Directions for this task:
Quote the listing in full, exactly as given, minus any pictures.

[Stored data]
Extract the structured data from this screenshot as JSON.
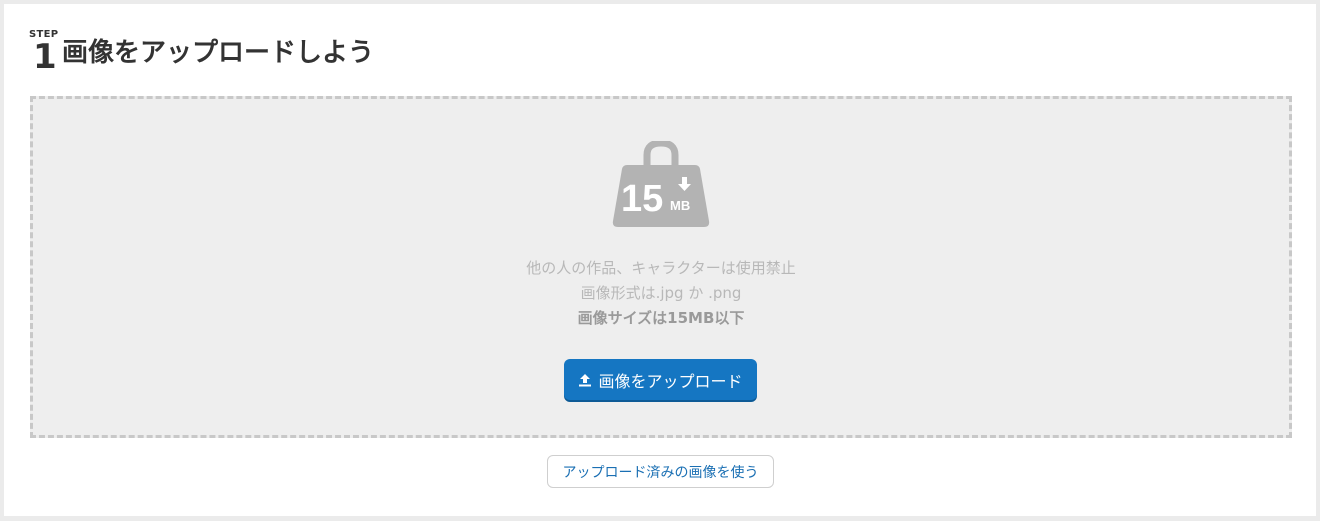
{
  "header": {
    "step_label": "STEP",
    "step_number": "1",
    "title": "画像をアップロードしよう"
  },
  "dropzone": {
    "icon": {
      "name": "weight-15mb-icon",
      "number": "15",
      "unit": "MB"
    },
    "notes": [
      "他の人の作品、キャラクターは使用禁止",
      "画像形式は.jpg か .png",
      "画像サイズは15MB以下"
    ],
    "upload_button": {
      "label": "画像をアップロード",
      "icon": "upload-icon"
    }
  },
  "used_images_button": {
    "label": "アップロード済みの画像を使う"
  },
  "colors": {
    "primary": "#1576c2",
    "dropzone_bg": "#eeeeee",
    "dashed_border": "#c8c8c8",
    "icon_gray": "#b3b3b3",
    "link_text": "#1a6fb3"
  }
}
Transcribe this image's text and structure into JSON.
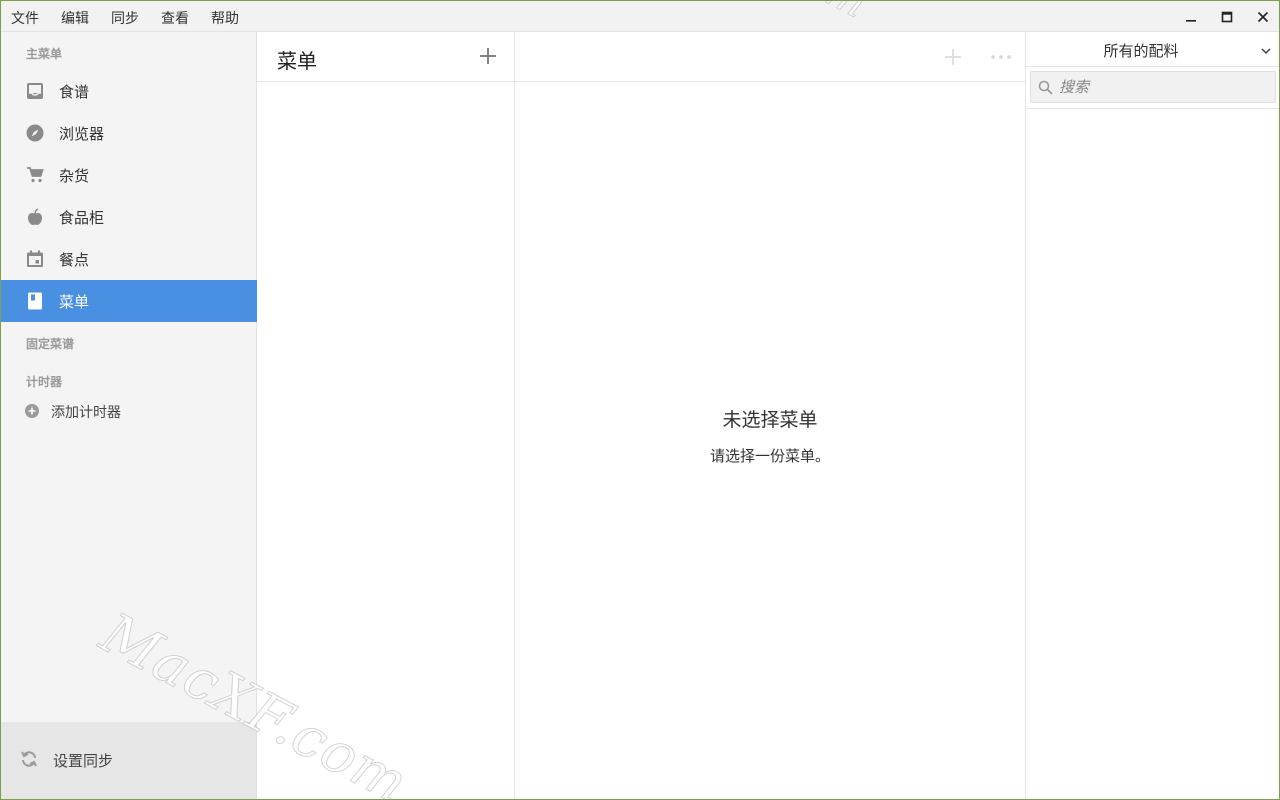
{
  "menubar": {
    "items": [
      "文件",
      "编辑",
      "同步",
      "查看",
      "帮助"
    ]
  },
  "sidebar": {
    "main_section": "主菜单",
    "items": [
      {
        "label": "食谱",
        "icon": "inbox-icon"
      },
      {
        "label": "浏览器",
        "icon": "compass-icon"
      },
      {
        "label": "杂货",
        "icon": "cart-icon"
      },
      {
        "label": "食品柜",
        "icon": "apple-icon"
      },
      {
        "label": "餐点",
        "icon": "calendar-icon"
      },
      {
        "label": "菜单",
        "icon": "book-icon",
        "active": true
      }
    ],
    "pinned_section": "固定菜谱",
    "timers_section": "计时器",
    "add_timer": "添加计时器",
    "sync_setup": "设置同步"
  },
  "list": {
    "title": "菜单"
  },
  "detail": {
    "empty_title": "未选择菜单",
    "empty_subtitle": "请选择一份菜单。"
  },
  "ingredients": {
    "filter": "所有的配料",
    "search_placeholder": "搜索"
  },
  "watermark": "MacXF.com",
  "colors": {
    "accent": "#4a90e2",
    "sidebar_bg": "#f4f4f4",
    "footer_bg": "#e6e6e6",
    "window_border": "#7aa04a"
  }
}
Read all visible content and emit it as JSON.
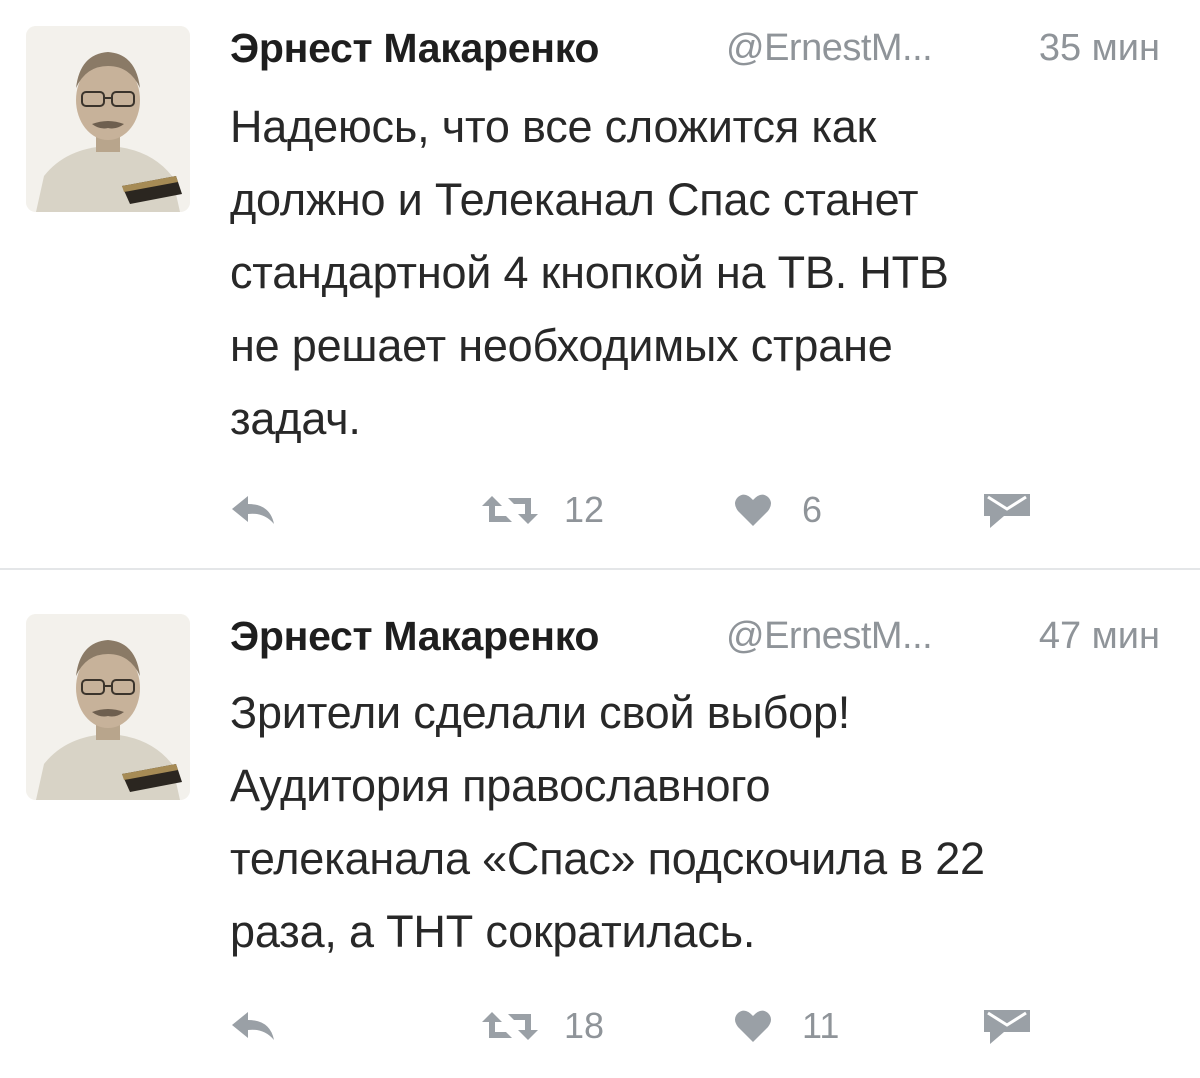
{
  "tweets": [
    {
      "author_name": "Эрнест Макаренко",
      "handle": "@ErnestM...",
      "time": "35 мин",
      "text": "Надеюсь, что все сложится как\nдолжно и Телеканал Спас станет\nстандартной 4 кнопкой на ТВ. НТВ\nне решает необходимых стране\nзадач.",
      "retweets": "12",
      "likes": "6"
    },
    {
      "author_name": "Эрнест Макаренко",
      "handle": "@ErnestM...",
      "time": "47 мин",
      "text": "Зрители сделали свой выбор!\nАудитория православного\nтелеканала «Спас» подскочила в 22\nраза, а ТНТ сократилась.",
      "retweets": "18",
      "likes": "11"
    }
  ],
  "icons": {
    "reply": "reply-icon",
    "retweet": "retweet-icon",
    "like": "heart-icon",
    "dm": "direct-message-icon"
  },
  "colors": {
    "text": "#282828",
    "muted": "#8f9499",
    "icon": "#9aa0a6",
    "divider": "#e4e6e8"
  }
}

Solved problem:
Extract the structured data from this screenshot as JSON.
{
  "header": {
    "step_label": "STEP",
    "step_number": "1",
    "title": "画像をアップロードしよう"
  },
  "dropzone": {
    "icon": {
      "name": "weight-15mb-icon",
      "number": "15",
      "unit": "MB"
    },
    "notes": [
      "他の人の作品、キャラクターは使用禁止",
      "画像形式は.jpg か .png",
      "画像サイズは15MB以下"
    ],
    "upload_button": {
      "label": "画像をアップロード",
      "icon": "upload-icon"
    }
  },
  "used_images_button": {
    "label": "アップロード済みの画像を使う"
  },
  "colors": {
    "primary": "#1576c2",
    "dropzone_bg": "#eeeeee",
    "dashed_border": "#c8c8c8",
    "icon_gray": "#b3b3b3",
    "link_text": "#1a6fb3"
  }
}
Transcribe this image's text and structure into JSON.
{
  "menubar": {
    "items": [
      "文件",
      "编辑",
      "同步",
      "查看",
      "帮助"
    ]
  },
  "sidebar": {
    "main_section": "主菜单",
    "items": [
      {
        "label": "食谱",
        "icon": "inbox-icon"
      },
      {
        "label": "浏览器",
        "icon": "compass-icon"
      },
      {
        "label": "杂货",
        "icon": "cart-icon"
      },
      {
        "label": "食品柜",
        "icon": "apple-icon"
      },
      {
        "label": "餐点",
        "icon": "calendar-icon"
      },
      {
        "label": "菜单",
        "icon": "book-icon",
        "active": true
      }
    ],
    "pinned_section": "固定菜谱",
    "timers_section": "计时器",
    "add_timer": "添加计时器",
    "sync_setup": "设置同步"
  },
  "list": {
    "title": "菜单"
  },
  "detail": {
    "empty_title": "未选择菜单",
    "empty_subtitle": "请选择一份菜单。"
  },
  "ingredients": {
    "filter": "所有的配料",
    "search_placeholder": "搜索"
  },
  "watermark": "MacXF.com",
  "colors": {
    "accent": "#4a90e2",
    "sidebar_bg": "#f4f4f4",
    "footer_bg": "#e6e6e6",
    "window_border": "#7aa04a"
  }
}
Read all visible content and emit it as JSON.
{
  "tweets": [
    {
      "author_name": "Эрнест Макаренко",
      "handle": "@ErnestM...",
      "time": "35 мин",
      "text": "Надеюсь, что все сложится как\nдолжно и Телеканал Спас станет\nстандартной 4 кнопкой на ТВ. НТВ\nне решает необходимых стране\nзадач.",
      "retweets": "12",
      "likes": "6"
    },
    {
      "author_name": "Эрнест Макаренко",
      "handle": "@ErnestM...",
      "time": "47 мин",
      "text": "Зрители сделали свой выбор!\nАудитория православного\nтелеканала «Спас» подскочила в 22\nраза, а ТНТ сократилась.",
      "retweets": "18",
      "likes": "11"
    }
  ],
  "icons": {
    "reply": "reply-icon",
    "retweet": "retweet-icon",
    "like": "heart-icon",
    "dm": "direct-message-icon"
  },
  "colors": {
    "text": "#282828",
    "muted": "#8f9499",
    "icon": "#9aa0a6",
    "divider": "#e4e6e8"
  }
}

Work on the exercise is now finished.